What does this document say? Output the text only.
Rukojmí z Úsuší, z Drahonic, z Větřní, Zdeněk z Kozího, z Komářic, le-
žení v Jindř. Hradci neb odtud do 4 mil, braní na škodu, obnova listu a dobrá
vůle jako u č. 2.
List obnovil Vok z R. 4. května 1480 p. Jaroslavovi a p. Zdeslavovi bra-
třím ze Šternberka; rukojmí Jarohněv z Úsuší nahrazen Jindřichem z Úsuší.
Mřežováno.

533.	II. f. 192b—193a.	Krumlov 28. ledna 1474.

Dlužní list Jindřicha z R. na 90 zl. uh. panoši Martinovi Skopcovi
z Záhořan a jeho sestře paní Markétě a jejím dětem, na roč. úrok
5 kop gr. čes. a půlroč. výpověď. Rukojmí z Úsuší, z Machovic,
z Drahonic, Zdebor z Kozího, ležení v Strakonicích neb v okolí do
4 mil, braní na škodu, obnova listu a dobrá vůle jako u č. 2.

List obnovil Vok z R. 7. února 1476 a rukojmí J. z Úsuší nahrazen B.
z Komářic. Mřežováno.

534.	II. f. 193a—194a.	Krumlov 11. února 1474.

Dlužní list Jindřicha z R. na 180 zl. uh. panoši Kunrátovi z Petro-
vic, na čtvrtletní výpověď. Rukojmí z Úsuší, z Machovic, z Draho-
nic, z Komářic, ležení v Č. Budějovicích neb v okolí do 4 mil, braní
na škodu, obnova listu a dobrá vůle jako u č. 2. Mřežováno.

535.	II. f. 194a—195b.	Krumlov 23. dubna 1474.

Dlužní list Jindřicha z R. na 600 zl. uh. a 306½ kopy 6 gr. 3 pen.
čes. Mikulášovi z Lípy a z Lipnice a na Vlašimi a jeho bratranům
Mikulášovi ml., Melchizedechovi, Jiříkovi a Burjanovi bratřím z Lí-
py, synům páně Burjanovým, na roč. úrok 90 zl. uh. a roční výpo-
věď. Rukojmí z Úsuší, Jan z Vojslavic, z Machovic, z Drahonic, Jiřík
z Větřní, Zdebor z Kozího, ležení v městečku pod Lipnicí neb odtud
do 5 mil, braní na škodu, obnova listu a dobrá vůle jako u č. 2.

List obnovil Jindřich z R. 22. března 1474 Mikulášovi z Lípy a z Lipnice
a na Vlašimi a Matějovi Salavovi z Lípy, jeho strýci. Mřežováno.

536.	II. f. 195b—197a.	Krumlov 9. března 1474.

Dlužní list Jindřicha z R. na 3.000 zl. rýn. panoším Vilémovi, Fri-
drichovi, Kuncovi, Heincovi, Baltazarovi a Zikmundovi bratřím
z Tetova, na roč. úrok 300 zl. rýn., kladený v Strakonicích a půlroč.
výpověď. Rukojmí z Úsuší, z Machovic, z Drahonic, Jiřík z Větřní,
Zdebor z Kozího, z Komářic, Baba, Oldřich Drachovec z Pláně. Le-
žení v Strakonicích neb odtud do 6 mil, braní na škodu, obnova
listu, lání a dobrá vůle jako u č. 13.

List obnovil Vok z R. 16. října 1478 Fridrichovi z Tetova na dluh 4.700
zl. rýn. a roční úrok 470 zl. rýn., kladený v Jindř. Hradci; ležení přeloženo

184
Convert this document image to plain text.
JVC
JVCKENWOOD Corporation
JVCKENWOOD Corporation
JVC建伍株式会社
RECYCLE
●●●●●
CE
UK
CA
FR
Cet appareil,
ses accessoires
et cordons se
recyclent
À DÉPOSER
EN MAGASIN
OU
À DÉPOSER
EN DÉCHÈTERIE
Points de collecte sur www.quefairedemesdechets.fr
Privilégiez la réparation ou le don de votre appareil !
——————————
__GIVEN INSTRUCTION__
Transcribe the material above word for word.

__FULL RESPONSE__
What does this document say? Output the text only.
Rukojmí z Úsuší, z Drahonic, z Větřní, Zdeněk z Kozího, z Komářic, le-
žení v Jindř. Hradci neb odtud do 4 mil, braní na škodu, obnova listu a dobrá
vůle jako u č. 2.
List obnovil Vok z R. 4. května 1480 p. Jaroslavovi a p. Zdeslavovi bra-
třím ze Šternberka; rukojmí Jarohněv z Úsuší nahrazen Jindřichem z Úsuší.
Mřežováno.

533.	II. f. 192b—193a.	Krumlov 28. ledna 1474.

Dlužní list Jindřicha z R. na 90 zl. uh. panoši Martinovi Skopcovi
z Záhořan a jeho sestře paní Markétě a jejím dětem, na roč. úrok
5 kop gr. čes. a půlroč. výpověď. Rukojmí z Úsuší, z Machovic,
z Drahonic, Zdebor z Kozího, ležení v Strakonicích neb v okolí do
4 mil, braní na škodu, obnova listu a dobrá vůle jako u č. 2.

List obnovil Vok z R. 7. února 1476 a rukojmí J. z Úsuší nahrazen B.
z Komářic. Mřežováno.

534.	II. f. 193a—194a.	Krumlov 11. února 1474.

Dlužní list Jindřicha z R. na 180 zl. uh. panoši Kunrátovi z Petro-
vic, na čtvrtletní výpověď. Rukojmí z Úsuší, z Machovic, z Draho-
nic, z Komářic, ležení v Č. Budějovicích neb v okolí do 4 mil, braní
na škodu, obnova listu a dobrá vůle jako u č. 2. Mřežováno.

535.	II. f. 194a—195b.	Krumlov 23. dubna 1474.

Dlužní list Jindřicha z R. na 600 zl. uh. a 306½ kopy 6 gr. 3 pen.
čes. Mikulášovi z Lípy a z Lipnice a na Vlašimi a jeho bratranům
Mikulášovi ml., Melchizedechovi, Jiříkovi a Burjanovi bratřím z Lí-
py, synům páně Burjanovým, na roč. úrok 90 zl. uh. a roční výpo-
věď. Rukojmí z Úsuší, Jan z Vojslavic, z Machovic, z Drahonic, Jiřík
z Větřní, Zdebor z Kozího, ležení v městečku pod Lipnicí neb odtud
do 5 mil, braní na škodu, obnova listu a dobrá vůle jako u č. 2.

List obnovil Jindřich z R. 22. března 1474 Mikulášovi z Lípy a z Lipnice
a na Vlašimi a Matějovi Salavovi z Lípy, jeho strýci. Mřežováno.

536.	II. f. 195b—197a.	Krumlov 9. března 1474.

Dlužní list Jindřicha z R. na 3.000 zl. rýn. panoším Vilémovi, Fri-
drichovi, Kuncovi, Heincovi, Baltazarovi a Zikmundovi bratřím
z Tetova, na roč. úrok 300 zl. rýn., kladený v Strakonicích a půlroč.
výpověď. Rukojmí z Úsuší, z Machovic, z Drahonic, Jiřík z Větřní,
Zdebor z Kozího, z Komářic, Baba, Oldřich Drachovec z Pláně. Le-
žení v Strakonicích neb odtud do 6 mil, braní na škodu, obnova
listu, lání a dobrá vůle jako u č. 13.

List obnovil Vok z R. 16. října 1478 Fridrichovi z Tetova na dluh 4.700
zl. rýn. a roční úrok 470 zl. rýn., kladený v Jindř. Hradci; ležení přeloženo

184
Convert this document image to plain text.
JVC
JVCKENWOOD Corporation
JVCKENWOOD Corporation
JVC建伍株式会社
RECYCLE
●●●●●
CE
UK
CA
FR
Cet appareil,
ses accessoires
et cordons se
recyclent
À DÉPOSER
EN MAGASIN
OU
À DÉPOSER
EN DÉCHÈTERIE
Points de collecte sur www.quefairedemesdechets.fr
Privilégiez la réparation ou le don de votre appareil !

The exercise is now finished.